══ Record list ══

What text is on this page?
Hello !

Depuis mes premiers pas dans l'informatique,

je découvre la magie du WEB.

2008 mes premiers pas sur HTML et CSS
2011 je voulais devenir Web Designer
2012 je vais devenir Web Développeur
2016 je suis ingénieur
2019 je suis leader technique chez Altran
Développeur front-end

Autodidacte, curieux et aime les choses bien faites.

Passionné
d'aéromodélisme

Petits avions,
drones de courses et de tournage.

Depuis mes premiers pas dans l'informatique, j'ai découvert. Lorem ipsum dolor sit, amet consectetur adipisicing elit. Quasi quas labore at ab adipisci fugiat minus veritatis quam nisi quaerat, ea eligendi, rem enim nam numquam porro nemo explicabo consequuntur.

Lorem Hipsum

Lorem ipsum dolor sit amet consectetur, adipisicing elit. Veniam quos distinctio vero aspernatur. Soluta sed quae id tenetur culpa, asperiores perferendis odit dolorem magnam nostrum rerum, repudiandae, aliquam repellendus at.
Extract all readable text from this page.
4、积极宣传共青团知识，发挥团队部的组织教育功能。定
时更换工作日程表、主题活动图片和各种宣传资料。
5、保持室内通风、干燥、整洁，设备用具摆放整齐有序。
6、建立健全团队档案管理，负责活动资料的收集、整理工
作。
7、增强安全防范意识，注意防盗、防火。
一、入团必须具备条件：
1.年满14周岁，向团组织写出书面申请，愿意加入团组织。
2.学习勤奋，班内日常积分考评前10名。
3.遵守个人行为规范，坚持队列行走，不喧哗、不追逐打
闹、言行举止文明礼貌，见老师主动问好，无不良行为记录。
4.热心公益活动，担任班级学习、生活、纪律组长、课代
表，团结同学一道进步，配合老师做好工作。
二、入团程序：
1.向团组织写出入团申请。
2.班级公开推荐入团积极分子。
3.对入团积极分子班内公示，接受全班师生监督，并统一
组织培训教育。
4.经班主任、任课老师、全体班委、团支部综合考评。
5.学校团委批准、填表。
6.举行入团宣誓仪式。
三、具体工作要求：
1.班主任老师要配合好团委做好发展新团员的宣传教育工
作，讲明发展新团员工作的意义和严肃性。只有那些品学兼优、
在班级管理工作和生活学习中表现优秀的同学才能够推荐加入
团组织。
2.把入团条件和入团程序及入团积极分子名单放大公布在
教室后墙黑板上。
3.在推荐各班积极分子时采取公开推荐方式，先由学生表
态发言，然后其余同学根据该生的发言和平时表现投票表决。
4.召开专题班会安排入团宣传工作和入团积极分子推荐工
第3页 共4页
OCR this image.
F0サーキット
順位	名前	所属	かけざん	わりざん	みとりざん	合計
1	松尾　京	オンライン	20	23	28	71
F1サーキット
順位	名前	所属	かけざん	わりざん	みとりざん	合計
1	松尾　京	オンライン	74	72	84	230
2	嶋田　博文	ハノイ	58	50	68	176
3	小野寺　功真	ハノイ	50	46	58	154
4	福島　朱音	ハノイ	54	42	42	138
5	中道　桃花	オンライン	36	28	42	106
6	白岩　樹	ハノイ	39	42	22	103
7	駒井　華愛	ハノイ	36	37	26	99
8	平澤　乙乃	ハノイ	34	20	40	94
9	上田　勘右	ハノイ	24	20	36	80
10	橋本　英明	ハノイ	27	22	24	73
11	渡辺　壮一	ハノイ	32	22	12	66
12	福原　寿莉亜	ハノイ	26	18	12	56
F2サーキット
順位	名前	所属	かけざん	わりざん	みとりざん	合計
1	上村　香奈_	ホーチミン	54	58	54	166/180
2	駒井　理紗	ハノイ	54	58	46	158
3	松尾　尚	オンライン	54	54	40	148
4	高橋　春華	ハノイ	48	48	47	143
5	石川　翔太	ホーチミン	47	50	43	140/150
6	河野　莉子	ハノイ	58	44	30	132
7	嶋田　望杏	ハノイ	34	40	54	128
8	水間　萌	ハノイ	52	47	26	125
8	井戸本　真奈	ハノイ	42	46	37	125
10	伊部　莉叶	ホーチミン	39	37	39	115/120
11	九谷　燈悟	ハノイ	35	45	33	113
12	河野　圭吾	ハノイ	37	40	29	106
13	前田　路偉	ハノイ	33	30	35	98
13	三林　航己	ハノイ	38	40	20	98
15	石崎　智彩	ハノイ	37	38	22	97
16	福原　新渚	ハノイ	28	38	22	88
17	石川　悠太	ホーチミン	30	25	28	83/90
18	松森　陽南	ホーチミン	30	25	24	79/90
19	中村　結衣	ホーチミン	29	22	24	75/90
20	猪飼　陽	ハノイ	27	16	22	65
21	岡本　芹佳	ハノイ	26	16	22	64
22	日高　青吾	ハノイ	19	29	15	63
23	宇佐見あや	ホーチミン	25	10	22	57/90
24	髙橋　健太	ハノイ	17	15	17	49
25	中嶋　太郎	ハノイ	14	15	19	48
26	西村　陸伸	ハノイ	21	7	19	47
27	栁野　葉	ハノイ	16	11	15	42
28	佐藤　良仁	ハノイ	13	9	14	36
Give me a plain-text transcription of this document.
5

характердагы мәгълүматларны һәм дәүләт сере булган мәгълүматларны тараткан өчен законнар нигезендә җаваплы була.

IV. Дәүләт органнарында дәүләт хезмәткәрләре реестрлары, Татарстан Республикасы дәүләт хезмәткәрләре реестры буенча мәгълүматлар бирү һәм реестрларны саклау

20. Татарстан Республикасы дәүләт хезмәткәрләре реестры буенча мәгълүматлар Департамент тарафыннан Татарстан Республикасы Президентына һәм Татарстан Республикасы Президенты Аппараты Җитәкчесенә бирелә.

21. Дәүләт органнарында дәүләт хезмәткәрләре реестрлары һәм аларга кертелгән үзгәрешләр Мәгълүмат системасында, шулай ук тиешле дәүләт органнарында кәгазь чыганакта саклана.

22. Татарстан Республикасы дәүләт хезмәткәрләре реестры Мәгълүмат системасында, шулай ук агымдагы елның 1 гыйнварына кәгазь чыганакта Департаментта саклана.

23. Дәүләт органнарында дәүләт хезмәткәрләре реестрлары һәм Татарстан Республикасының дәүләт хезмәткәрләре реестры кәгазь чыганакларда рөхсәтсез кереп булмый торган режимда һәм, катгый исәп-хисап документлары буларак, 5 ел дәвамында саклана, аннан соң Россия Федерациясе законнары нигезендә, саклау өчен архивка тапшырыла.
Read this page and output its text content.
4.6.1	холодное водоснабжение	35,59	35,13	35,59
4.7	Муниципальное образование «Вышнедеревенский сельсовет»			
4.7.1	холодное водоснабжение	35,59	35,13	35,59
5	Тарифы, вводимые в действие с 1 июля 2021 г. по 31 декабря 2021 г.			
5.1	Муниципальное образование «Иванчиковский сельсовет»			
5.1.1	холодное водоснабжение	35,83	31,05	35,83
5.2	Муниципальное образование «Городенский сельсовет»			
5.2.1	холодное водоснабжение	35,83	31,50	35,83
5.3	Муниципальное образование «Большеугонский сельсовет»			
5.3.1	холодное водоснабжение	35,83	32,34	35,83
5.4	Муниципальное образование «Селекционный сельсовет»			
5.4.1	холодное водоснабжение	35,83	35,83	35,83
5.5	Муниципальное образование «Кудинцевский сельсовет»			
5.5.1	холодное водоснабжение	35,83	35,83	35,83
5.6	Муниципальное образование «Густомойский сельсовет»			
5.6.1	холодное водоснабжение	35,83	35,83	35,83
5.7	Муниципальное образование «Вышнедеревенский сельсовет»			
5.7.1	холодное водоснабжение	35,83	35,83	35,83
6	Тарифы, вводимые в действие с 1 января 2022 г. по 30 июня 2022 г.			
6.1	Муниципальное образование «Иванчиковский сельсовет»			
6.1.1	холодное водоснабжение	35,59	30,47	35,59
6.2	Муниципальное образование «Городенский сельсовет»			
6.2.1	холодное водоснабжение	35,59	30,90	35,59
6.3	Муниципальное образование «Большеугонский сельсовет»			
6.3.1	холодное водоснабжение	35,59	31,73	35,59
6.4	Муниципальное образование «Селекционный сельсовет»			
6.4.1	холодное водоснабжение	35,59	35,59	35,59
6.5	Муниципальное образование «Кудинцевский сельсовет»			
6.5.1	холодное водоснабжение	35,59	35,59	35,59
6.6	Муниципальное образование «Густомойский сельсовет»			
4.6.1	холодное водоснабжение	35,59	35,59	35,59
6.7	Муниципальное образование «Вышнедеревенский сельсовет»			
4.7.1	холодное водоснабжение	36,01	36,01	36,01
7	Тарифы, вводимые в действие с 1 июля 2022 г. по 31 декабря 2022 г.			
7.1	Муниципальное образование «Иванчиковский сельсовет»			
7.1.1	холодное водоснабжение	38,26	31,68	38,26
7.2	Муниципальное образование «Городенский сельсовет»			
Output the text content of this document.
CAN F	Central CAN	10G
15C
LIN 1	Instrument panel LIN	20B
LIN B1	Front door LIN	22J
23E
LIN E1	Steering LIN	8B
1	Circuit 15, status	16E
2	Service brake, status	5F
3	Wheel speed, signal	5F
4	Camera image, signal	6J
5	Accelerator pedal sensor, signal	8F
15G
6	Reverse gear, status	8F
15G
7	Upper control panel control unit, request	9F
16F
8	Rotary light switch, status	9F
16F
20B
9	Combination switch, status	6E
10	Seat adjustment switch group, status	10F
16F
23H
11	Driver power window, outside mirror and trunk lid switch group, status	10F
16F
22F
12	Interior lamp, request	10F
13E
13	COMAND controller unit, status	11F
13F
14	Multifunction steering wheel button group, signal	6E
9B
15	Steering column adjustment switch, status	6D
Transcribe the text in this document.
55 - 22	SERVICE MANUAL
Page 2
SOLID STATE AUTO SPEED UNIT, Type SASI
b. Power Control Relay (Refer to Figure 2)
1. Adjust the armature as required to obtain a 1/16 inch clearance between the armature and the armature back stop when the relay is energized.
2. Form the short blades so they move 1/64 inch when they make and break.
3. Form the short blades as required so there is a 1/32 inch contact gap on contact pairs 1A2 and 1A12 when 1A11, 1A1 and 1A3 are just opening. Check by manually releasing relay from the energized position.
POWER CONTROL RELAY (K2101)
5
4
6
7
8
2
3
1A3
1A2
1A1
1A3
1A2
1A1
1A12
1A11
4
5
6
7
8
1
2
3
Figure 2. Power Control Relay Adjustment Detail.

═══

[Required task]
Produce an exact repeat of the lines from the one containing "Transcribe the text in this document." through the last line of the data, and nothing more.

[The answer]
Transcribe the text in this document.
55 - 22	SERVICE MANUAL
Page 2
SOLID STATE AUTO SPEED UNIT, Type SASI
b. Power Control Relay (Refer to Figure 2)
1. Adjust the armature as required to obtain a 1/16 inch clearance between the armature and the armature back stop when the relay is energized.
2. Form the short blades so they move 1/64 inch when they make and break.
3. Form the short blades as required so there is a 1/32 inch contact gap on contact pairs 1A2 and 1A12 when 1A11, 1A1 and 1A3 are just opening. Check by manually releasing relay from the energized position.
POWER CONTROL RELAY (K2101)
5
4
6
7
8
2
3
1A3
1A2
1A1
1A3
1A2
1A1
1A12
1A11
4
5
6
7
8
1
2
3
Figure 2. Power Control Relay Adjustment Detail.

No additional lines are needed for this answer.